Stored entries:
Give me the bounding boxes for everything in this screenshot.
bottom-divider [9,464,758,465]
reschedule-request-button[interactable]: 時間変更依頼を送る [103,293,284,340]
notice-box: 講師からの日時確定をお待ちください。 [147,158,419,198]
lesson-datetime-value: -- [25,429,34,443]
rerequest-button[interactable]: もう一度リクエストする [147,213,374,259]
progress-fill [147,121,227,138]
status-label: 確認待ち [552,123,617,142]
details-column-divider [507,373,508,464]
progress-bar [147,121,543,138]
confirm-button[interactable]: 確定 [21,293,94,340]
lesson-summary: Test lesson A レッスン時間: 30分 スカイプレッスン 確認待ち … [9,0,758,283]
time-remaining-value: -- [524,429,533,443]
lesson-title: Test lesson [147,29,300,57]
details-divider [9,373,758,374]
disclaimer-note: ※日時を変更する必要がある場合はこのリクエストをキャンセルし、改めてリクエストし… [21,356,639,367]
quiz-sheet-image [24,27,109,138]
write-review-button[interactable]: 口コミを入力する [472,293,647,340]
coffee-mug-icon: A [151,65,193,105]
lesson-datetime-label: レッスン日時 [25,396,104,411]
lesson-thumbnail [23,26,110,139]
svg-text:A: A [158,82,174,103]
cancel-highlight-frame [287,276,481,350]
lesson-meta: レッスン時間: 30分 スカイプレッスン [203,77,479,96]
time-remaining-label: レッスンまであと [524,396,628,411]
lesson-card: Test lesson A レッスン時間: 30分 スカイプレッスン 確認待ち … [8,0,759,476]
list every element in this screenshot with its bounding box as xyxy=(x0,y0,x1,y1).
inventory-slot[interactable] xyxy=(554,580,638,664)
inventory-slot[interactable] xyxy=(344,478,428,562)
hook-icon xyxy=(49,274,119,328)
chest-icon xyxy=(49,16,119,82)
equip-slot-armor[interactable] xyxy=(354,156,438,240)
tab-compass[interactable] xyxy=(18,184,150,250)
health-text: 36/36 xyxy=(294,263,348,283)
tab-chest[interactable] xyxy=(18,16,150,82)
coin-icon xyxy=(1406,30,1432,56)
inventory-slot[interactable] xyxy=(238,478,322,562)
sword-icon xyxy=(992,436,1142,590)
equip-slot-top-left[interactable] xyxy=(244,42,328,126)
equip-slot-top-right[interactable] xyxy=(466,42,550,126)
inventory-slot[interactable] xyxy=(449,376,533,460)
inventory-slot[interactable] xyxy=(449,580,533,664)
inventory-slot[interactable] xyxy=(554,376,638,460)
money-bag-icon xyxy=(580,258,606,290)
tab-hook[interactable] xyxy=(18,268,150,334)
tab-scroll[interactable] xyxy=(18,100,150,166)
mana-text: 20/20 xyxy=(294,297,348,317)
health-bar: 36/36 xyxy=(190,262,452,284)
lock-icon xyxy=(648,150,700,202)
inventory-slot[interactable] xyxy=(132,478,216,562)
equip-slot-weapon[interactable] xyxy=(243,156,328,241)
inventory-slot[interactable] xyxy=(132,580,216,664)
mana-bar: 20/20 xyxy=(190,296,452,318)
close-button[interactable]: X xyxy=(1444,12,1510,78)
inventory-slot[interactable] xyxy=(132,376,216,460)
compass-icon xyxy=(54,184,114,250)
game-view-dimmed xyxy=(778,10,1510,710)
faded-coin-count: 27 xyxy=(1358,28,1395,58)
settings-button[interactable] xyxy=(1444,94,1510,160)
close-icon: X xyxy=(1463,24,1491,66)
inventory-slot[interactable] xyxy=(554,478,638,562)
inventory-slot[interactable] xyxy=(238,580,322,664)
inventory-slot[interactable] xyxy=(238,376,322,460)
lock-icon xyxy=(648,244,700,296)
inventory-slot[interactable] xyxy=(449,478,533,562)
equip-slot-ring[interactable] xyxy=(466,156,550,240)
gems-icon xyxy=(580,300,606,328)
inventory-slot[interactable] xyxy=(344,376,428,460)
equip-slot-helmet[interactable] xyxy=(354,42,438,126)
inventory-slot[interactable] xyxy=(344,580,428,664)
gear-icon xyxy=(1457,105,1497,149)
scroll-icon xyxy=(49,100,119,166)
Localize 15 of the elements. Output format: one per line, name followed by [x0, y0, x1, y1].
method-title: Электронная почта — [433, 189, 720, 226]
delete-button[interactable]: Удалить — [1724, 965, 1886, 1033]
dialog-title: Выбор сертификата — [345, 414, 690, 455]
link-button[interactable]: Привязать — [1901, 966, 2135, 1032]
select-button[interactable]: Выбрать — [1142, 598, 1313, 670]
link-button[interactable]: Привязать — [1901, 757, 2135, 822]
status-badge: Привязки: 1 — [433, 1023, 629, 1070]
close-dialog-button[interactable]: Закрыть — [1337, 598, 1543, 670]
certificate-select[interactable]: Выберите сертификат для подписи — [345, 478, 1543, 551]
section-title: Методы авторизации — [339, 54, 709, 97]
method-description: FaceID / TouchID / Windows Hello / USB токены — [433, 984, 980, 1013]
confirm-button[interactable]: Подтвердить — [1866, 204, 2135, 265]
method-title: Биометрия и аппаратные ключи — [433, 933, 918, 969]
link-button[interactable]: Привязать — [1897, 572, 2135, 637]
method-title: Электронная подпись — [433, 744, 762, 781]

- What you should do -
Return every line of the listing above unchanged.

- Correct output -
Give me the bounding boxes for everything in this screenshot.
bottom-divider [9,464,758,465]
reschedule-request-button[interactable]: 時間変更依頼を送る [103,293,284,340]
notice-box: 講師からの日時確定をお待ちください。 [147,158,419,198]
lesson-datetime-value: -- [25,429,34,443]
rerequest-button[interactable]: もう一度リクエストする [147,213,374,259]
progress-fill [147,121,227,138]
status-label: 確認待ち [552,123,617,142]
details-column-divider [507,373,508,464]
progress-bar [147,121,543,138]
confirm-button[interactable]: 確定 [21,293,94,340]
lesson-summary: Test lesson A レッスン時間: 30分 スカイプレッスン 確認待ち … [9,0,758,283]
time-remaining-value: -- [524,429,533,443]
lesson-title: Test lesson [147,29,300,57]
details-divider [9,373,758,374]
disclaimer-note: ※日時を変更する必要がある場合はこのリクエストをキャンセルし、改めてリクエストし… [21,356,639,367]
quiz-sheet-image [24,27,109,138]
write-review-button[interactable]: 口コミを入力する [472,293,647,340]
coffee-mug-icon: A [151,65,193,105]
lesson-datetime-label: レッスン日時 [25,396,104,411]
lesson-thumbnail [23,26,110,139]
svg-text:A: A [158,82,174,103]
cancel-highlight-frame [287,276,481,350]
lesson-meta: レッスン時間: 30分 スカイプレッスン [203,77,479,96]
time-remaining-label: レッスンまであと [524,396,628,411]
lesson-card: Test lesson A レッスン時間: 30分 スカイプレッスン 確認待ち … [8,0,759,476]
list every element in this screenshot with its bounding box as xyxy=(x0,y0,x1,y1).
inventory-slot[interactable] xyxy=(554,580,638,664)
inventory-slot[interactable] xyxy=(344,478,428,562)
hook-icon xyxy=(49,274,119,328)
chest-icon xyxy=(49,16,119,82)
equip-slot-armor[interactable] xyxy=(354,156,438,240)
tab-compass[interactable] xyxy=(18,184,150,250)
health-text: 36/36 xyxy=(294,263,348,283)
tab-chest[interactable] xyxy=(18,16,150,82)
coin-icon xyxy=(1406,30,1432,56)
inventory-slot[interactable] xyxy=(238,478,322,562)
sword-icon xyxy=(992,436,1142,590)
equip-slot-top-left[interactable] xyxy=(244,42,328,126)
equip-slot-top-right[interactable] xyxy=(466,42,550,126)
inventory-slot[interactable] xyxy=(449,376,533,460)
inventory-slot[interactable] xyxy=(449,580,533,664)
inventory-slot[interactable] xyxy=(554,376,638,460)
money-bag-icon xyxy=(580,258,606,290)
tab-hook[interactable] xyxy=(18,268,150,334)
tab-scroll[interactable] xyxy=(18,100,150,166)
mana-text: 20/20 xyxy=(294,297,348,317)
health-bar: 36/36 xyxy=(190,262,452,284)
lock-icon xyxy=(648,150,700,202)
inventory-slot[interactable] xyxy=(132,478,216,562)
equip-slot-weapon[interactable] xyxy=(243,156,328,241)
inventory-slot[interactable] xyxy=(132,580,216,664)
mana-bar: 20/20 xyxy=(190,296,452,318)
close-button[interactable]: X xyxy=(1444,12,1510,78)
inventory-slot[interactable] xyxy=(132,376,216,460)
compass-icon xyxy=(54,184,114,250)
game-view-dimmed xyxy=(778,10,1510,710)
faded-coin-count: 27 xyxy=(1358,28,1395,58)
settings-button[interactable] xyxy=(1444,94,1510,160)
close-icon: X xyxy=(1463,24,1491,66)
inventory-slot[interactable] xyxy=(554,478,638,562)
inventory-slot[interactable] xyxy=(238,580,322,664)
inventory-slot[interactable] xyxy=(238,376,322,460)
lock-icon xyxy=(648,244,700,296)
inventory-slot[interactable] xyxy=(449,478,533,562)
equip-slot-ring[interactable] xyxy=(466,156,550,240)
gems-icon xyxy=(580,300,606,328)
inventory-slot[interactable] xyxy=(344,376,428,460)
equip-slot-helmet[interactable] xyxy=(354,42,438,126)
inventory-slot[interactable] xyxy=(344,580,428,664)
gear-icon xyxy=(1457,105,1497,149)
scroll-icon xyxy=(49,100,119,166)
Localize 15 of the elements. Output format: one per line, name followed by [x0, y0, x1, y1].
method-title: Электронная почта — [433, 189, 720, 226]
delete-button[interactable]: Удалить — [1724, 965, 1886, 1033]
dialog-title: Выбор сертификата — [345, 414, 690, 455]
link-button[interactable]: Привязать — [1901, 966, 2135, 1032]
select-button[interactable]: Выбрать — [1142, 598, 1313, 670]
link-button[interactable]: Привязать — [1901, 757, 2135, 822]
status-badge: Привязки: 1 — [433, 1023, 629, 1070]
close-dialog-button[interactable]: Закрыть — [1337, 598, 1543, 670]
certificate-select[interactable]: Выберите сертификат для подписи — [345, 478, 1543, 551]
section-title: Методы авторизации — [339, 54, 709, 97]
method-description: FaceID / TouchID / Windows Hello / USB токены — [433, 984, 980, 1013]
confirm-button[interactable]: Подтвердить — [1866, 204, 2135, 265]
method-title: Биометрия и аппаратные ключи — [433, 933, 918, 969]
link-button[interactable]: Привязать — [1897, 572, 2135, 637]
method-title: Электронная подпись — [433, 744, 762, 781]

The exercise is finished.